> Directions for this task: Find the line containing "Type out the text in this image.". Retype it and every line after it through the end of the entries, exactly as written, with nothing added.

-- START Provided material --

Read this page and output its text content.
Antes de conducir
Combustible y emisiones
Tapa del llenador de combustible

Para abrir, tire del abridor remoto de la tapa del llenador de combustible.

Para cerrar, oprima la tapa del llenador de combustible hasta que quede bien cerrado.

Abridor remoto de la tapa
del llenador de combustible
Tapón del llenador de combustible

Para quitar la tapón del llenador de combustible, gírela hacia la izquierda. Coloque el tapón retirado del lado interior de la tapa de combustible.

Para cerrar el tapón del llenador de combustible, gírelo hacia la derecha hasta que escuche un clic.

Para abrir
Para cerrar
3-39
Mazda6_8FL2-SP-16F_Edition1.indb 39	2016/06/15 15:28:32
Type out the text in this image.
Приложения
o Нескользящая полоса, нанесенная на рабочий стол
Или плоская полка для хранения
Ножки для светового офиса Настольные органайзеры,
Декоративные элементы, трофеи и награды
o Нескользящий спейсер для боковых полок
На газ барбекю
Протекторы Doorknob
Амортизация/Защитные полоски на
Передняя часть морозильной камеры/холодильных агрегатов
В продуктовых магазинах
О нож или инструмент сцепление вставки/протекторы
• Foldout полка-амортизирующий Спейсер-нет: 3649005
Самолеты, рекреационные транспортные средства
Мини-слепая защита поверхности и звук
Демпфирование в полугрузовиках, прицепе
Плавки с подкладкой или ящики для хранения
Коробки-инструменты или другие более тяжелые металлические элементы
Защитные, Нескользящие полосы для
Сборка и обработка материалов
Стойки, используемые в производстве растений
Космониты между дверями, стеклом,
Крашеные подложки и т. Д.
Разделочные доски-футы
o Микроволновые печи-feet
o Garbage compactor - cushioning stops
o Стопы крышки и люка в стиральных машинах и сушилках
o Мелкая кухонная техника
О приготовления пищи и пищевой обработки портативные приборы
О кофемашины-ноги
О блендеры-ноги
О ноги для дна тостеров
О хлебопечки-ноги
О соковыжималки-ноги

-- END Provided material --

> Reply to the task:
Type out the text in this image.
Приложения
o Нескользящая полоса, нанесенная на рабочий стол
Или плоская полка для хранения
Ножки для светового офиса Настольные органайзеры,
Декоративные элементы, трофеи и награды
o Нескользящий спейсер для боковых полок
На газ барбекю
Протекторы Doorknob
Амортизация/Защитные полоски на
Передняя часть морозильной камеры/холодильных агрегатов
В продуктовых магазинах
О нож или инструмент сцепление вставки/протекторы
• Foldout полка-амортизирующий Спейсер-нет: 3649005
Самолеты, рекреационные транспортные средства
Мини-слепая защита поверхности и звук
Демпфирование в полугрузовиках, прицепе
Плавки с подкладкой или ящики для хранения
Коробки-инструменты или другие более тяжелые металлические элементы
Защитные, Нескользящие полосы для
Сборка и обработка материалов
Стойки, используемые в производстве растений
Космониты между дверями, стеклом,
Крашеные подложки и т. Д.
Разделочные доски-футы
o Микроволновые печи-feet
o Garbage compactor - cushioning stops
o Стопы крышки и люка в стиральных машинах и сушилках
o Мелкая кухонная техника
О приготовления пищи и пищевой обработки портативные приборы
О кофемашины-ноги
О блендеры-ноги
О ноги для дна тостеров
О хлебопечки-ноги
О соковыжималки-ноги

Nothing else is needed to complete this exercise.